>> BEGIN Records for the task

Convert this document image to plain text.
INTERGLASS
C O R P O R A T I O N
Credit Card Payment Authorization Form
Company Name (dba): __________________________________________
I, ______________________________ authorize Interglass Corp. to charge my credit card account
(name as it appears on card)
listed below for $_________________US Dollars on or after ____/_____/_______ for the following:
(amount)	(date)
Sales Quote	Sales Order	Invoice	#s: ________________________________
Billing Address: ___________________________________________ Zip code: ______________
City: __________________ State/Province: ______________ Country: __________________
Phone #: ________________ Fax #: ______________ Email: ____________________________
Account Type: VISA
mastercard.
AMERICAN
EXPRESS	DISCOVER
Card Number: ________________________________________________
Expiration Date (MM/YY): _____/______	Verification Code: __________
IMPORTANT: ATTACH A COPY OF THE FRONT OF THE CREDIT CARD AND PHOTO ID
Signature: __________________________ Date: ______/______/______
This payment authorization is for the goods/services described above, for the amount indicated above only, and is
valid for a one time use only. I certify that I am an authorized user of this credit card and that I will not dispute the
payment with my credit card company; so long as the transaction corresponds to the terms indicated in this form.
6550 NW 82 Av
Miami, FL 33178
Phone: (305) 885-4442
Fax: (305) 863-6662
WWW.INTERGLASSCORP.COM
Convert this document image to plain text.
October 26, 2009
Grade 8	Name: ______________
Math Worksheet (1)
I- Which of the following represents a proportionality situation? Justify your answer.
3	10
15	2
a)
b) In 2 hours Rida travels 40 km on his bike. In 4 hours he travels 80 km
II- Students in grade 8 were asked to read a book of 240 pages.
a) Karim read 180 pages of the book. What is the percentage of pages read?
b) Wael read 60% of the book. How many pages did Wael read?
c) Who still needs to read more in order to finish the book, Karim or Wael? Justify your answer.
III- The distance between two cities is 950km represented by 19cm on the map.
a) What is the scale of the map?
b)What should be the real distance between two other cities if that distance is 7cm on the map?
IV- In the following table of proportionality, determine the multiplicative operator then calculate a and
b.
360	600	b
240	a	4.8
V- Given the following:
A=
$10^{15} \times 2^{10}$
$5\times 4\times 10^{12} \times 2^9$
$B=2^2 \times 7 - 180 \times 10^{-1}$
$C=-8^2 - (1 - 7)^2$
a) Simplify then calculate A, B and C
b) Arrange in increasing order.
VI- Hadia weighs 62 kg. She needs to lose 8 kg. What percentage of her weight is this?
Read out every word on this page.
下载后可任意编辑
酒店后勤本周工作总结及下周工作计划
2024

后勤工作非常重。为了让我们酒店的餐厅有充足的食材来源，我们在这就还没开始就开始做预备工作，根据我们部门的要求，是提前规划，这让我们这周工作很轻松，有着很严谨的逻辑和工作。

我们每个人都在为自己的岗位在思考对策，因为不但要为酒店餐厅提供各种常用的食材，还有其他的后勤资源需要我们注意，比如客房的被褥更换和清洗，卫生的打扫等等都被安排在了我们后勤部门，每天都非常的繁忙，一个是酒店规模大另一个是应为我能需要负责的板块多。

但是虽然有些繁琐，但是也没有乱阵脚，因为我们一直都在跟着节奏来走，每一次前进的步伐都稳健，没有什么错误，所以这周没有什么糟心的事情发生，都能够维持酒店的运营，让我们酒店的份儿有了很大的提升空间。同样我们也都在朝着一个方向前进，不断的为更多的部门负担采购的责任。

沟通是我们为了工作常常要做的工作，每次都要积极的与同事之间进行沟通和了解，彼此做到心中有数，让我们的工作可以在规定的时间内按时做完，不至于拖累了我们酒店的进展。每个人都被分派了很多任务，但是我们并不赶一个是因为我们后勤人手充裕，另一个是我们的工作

>> END Records for the task

§ **Request**: Only a number is wanted: how many lines of the material include the word "pages".

§ **Finished task**: 3